Your objective | Copy out every line of the data exactly.

Data entries |
----------------------------------------

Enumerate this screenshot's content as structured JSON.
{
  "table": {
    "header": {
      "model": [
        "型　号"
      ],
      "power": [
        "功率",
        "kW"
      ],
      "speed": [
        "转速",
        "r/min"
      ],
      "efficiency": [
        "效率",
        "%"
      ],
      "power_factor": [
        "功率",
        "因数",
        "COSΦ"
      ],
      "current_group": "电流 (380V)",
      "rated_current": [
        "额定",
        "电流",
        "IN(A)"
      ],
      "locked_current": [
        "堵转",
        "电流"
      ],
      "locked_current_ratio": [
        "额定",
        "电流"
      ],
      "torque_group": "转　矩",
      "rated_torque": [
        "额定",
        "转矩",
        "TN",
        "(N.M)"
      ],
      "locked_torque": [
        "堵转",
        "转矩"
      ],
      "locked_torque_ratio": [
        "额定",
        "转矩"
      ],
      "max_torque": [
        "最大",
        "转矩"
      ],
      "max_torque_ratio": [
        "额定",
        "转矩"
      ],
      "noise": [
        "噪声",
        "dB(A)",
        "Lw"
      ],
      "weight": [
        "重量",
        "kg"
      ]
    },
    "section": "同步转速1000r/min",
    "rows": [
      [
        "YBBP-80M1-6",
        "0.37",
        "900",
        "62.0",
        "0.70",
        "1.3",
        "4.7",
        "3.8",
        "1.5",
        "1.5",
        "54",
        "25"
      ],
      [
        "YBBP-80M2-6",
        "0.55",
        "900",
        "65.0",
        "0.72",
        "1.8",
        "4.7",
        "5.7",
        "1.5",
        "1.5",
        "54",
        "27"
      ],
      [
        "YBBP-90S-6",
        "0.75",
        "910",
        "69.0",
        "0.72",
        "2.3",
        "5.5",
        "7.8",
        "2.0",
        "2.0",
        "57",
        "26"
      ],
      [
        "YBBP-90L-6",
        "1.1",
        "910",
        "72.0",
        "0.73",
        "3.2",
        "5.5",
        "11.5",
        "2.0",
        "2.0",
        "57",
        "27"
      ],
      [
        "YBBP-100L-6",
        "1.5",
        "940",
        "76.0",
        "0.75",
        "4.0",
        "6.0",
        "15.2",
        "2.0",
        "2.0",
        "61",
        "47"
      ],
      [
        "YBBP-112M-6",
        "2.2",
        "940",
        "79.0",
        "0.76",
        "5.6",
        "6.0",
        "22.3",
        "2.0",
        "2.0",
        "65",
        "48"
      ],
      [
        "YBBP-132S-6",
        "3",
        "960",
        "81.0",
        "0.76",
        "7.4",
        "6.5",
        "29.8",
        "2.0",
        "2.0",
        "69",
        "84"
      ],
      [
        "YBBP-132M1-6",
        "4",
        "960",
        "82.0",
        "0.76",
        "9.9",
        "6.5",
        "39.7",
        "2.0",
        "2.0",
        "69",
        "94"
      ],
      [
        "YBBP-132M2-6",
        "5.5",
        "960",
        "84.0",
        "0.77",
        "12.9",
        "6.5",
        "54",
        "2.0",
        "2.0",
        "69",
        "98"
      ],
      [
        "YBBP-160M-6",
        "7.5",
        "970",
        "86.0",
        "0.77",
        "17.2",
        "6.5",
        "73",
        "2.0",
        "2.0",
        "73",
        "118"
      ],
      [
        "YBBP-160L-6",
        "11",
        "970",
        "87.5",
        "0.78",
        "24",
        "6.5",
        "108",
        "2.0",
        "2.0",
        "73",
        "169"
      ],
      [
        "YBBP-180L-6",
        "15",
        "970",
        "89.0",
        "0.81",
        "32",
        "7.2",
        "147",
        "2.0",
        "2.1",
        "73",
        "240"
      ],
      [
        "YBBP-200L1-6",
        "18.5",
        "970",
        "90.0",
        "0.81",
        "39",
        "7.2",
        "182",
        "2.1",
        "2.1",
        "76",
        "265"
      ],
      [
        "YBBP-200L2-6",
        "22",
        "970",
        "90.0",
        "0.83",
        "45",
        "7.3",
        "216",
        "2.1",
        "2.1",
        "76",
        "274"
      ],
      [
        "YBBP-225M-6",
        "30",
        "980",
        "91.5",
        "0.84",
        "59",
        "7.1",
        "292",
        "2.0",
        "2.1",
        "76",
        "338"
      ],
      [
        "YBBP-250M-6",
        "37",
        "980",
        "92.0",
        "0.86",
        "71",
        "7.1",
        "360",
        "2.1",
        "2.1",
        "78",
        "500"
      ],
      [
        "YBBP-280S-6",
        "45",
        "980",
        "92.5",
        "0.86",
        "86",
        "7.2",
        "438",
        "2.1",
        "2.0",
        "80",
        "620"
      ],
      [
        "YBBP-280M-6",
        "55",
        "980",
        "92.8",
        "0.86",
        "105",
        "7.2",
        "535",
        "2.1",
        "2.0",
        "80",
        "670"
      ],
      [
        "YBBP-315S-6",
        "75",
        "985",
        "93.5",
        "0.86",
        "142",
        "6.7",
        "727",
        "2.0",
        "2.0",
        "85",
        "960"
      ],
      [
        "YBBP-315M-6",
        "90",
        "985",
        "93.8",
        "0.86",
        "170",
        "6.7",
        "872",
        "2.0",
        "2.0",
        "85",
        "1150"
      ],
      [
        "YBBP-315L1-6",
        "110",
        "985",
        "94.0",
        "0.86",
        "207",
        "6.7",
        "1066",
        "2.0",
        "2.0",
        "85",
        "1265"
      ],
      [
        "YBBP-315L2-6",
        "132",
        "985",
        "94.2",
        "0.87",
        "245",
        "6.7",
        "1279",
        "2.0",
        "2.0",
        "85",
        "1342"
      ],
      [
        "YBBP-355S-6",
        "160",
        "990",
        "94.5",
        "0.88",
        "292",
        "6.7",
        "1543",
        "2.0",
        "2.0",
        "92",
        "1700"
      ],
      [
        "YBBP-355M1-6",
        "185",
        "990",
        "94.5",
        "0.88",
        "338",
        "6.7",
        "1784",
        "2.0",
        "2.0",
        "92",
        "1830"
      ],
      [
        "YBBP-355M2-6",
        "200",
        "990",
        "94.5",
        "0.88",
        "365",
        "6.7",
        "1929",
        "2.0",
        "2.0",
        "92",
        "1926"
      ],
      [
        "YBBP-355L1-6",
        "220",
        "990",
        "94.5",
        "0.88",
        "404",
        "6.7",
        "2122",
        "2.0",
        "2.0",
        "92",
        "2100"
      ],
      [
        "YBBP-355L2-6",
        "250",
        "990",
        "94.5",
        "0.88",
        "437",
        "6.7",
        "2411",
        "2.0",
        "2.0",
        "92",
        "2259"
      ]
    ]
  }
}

----------------------------------------

Task response |
Enumerate this screenshot's content as structured JSON.
{
  "table": {
    "header": {
      "model": [
        "型　号"
      ],
      "power": [
        "功率",
        "kW"
      ],
      "speed": [
        "转速",
        "r/min"
      ],
      "efficiency": [
        "效率",
        "%"
      ],
      "power_factor": [
        "功率",
        "因数",
        "COSΦ"
      ],
      "current_group": "电流 (380V)",
      "rated_current": [
        "额定",
        "电流",
        "IN(A)"
      ],
      "locked_current": [
        "堵转",
        "电流"
      ],
      "locked_current_ratio": [
        "额定",
        "电流"
      ],
      "torque_group": "转　矩",
      "rated_torque": [
        "额定",
        "转矩",
        "TN",
        "(N.M)"
      ],
      "locked_torque": [
        "堵转",
        "转矩"
      ],
      "locked_torque_ratio": [
        "额定",
        "转矩"
      ],
      "max_torque": [
        "最大",
        "转矩"
      ],
      "max_torque_ratio": [
        "额定",
        "转矩"
      ],
      "noise": [
        "噪声",
        "dB(A)",
        "Lw"
      ],
      "weight": [
        "重量",
        "kg"
      ]
    },
    "section": "同步转速1000r/min",
    "rows": [
      [
        "YBBP-80M1-6",
        "0.37",
        "900",
        "62.0",
        "0.70",
        "1.3",
        "4.7",
        "3.8",
        "1.5",
        "1.5",
        "54",
        "25"
      ],
      [
        "YBBP-80M2-6",
        "0.55",
        "900",
        "65.0",
        "0.72",
        "1.8",
        "4.7",
        "5.7",
        "1.5",
        "1.5",
        "54",
        "27"
      ],
      [
        "YBBP-90S-6",
        "0.75",
        "910",
        "69.0",
        "0.72",
        "2.3",
        "5.5",
        "7.8",
        "2.0",
        "2.0",
        "57",
        "26"
      ],
      [
        "YBBP-90L-6",
        "1.1",
        "910",
        "72.0",
        "0.73",
        "3.2",
        "5.5",
        "11.5",
        "2.0",
        "2.0",
        "57",
        "27"
      ],
      [
        "YBBP-100L-6",
        "1.5",
        "940",
        "76.0",
        "0.75",
        "4.0",
        "6.0",
        "15.2",
        "2.0",
        "2.0",
        "61",
        "47"
      ],
      [
        "YBBP-112M-6",
        "2.2",
        "940",
        "79.0",
        "0.76",
        "5.6",
        "6.0",
        "22.3",
        "2.0",
        "2.0",
        "65",
        "48"
      ],
      [
        "YBBP-132S-6",
        "3",
        "960",
        "81.0",
        "0.76",
        "7.4",
        "6.5",
        "29.8",
        "2.0",
        "2.0",
        "69",
        "84"
      ],
      [
        "YBBP-132M1-6",
        "4",
        "960",
        "82.0",
        "0.76",
        "9.9",
        "6.5",
        "39.7",
        "2.0",
        "2.0",
        "69",
        "94"
      ],
      [
        "YBBP-132M2-6",
        "5.5",
        "960",
        "84.0",
        "0.77",
        "12.9",
        "6.5",
        "54",
        "2.0",
        "2.0",
        "69",
        "98"
      ],
      [
        "YBBP-160M-6",
        "7.5",
        "970",
        "86.0",
        "0.77",
        "17.2",
        "6.5",
        "73",
        "2.0",
        "2.0",
        "73",
        "118"
      ],
      [
        "YBBP-160L-6",
        "11",
        "970",
        "87.5",
        "0.78",
        "24",
        "6.5",
        "108",
        "2.0",
        "2.0",
        "73",
        "169"
      ],
      [
        "YBBP-180L-6",
        "15",
        "970",
        "89.0",
        "0.81",
        "32",
        "7.2",
        "147",
        "2.0",
        "2.1",
        "73",
        "240"
      ],
      [
        "YBBP-200L1-6",
        "18.5",
        "970",
        "90.0",
        "0.81",
        "39",
        "7.2",
        "182",
        "2.1",
        "2.1",
        "76",
        "265"
      ],
      [
        "YBBP-200L2-6",
        "22",
        "970",
        "90.0",
        "0.83",
        "45",
        "7.3",
        "216",
        "2.1",
        "2.1",
        "76",
        "274"
      ],
      [
        "YBBP-225M-6",
        "30",
        "980",
        "91.5",
        "0.84",
        "59",
        "7.1",
        "292",
        "2.0",
        "2.1",
        "76",
        "338"
      ],
      [
        "YBBP-250M-6",
        "37",
        "980",
        "92.0",
        "0.86",
        "71",
        "7.1",
        "360",
        "2.1",
        "2.1",
        "78",
        "500"
      ],
      [
        "YBBP-280S-6",
        "45",
        "980",
        "92.5",
        "0.86",
        "86",
        "7.2",
        "438",
        "2.1",
        "2.0",
        "80",
        "620"
      ],
      [
        "YBBP-280M-6",
        "55",
        "980",
        "92.8",
        "0.86",
        "105",
        "7.2",
        "535",
        "2.1",
        "2.0",
        "80",
        "670"
      ],
      [
        "YBBP-315S-6",
        "75",
        "985",
        "93.5",
        "0.86",
        "142",
        "6.7",
        "727",
        "2.0",
        "2.0",
        "85",
        "960"
      ],
      [
        "YBBP-315M-6",
        "90",
        "985",
        "93.8",
        "0.86",
        "170",
        "6.7",
        "872",
        "2.0",
        "2.0",
        "85",
        "1150"
      ],
      [
        "YBBP-315L1-6",
        "110",
        "985",
        "94.0",
        "0.86",
        "207",
        "6.7",
        "1066",
        "2.0",
        "2.0",
        "85",
        "1265"
      ],
      [
        "YBBP-315L2-6",
        "132",
        "985",
        "94.2",
        "0.87",
        "245",
        "6.7",
        "1279",
        "2.0",
        "2.0",
        "85",
        "1342"
      ],
      [
        "YBBP-355S-6",
        "160",
        "990",
        "94.5",
        "0.88",
        "292",
        "6.7",
        "1543",
        "2.0",
        "2.0",
        "92",
        "1700"
      ],
      [
        "YBBP-355M1-6",
        "185",
        "990",
        "94.5",
        "0.88",
        "338",
        "6.7",
        "1784",
        "2.0",
        "2.0",
        "92",
        "1830"
      ],
      [
        "YBBP-355M2-6",
        "200",
        "990",
        "94.5",
        "0.88",
        "365",
        "6.7",
        "1929",
        "2.0",
        "2.0",
        "92",
        "1926"
      ],
      [
        "YBBP-355L1-6",
        "220",
        "990",
        "94.5",
        "0.88",
        "404",
        "6.7",
        "2122",
        "2.0",
        "2.0",
        "92",
        "2100"
      ],
      [
        "YBBP-355L2-6",
        "250",
        "990",
        "94.5",
        "0.88",
        "437",
        "6.7",
        "2411",
        "2.0",
        "2.0",
        "92",
        "2259"
      ]
    ]
  }
}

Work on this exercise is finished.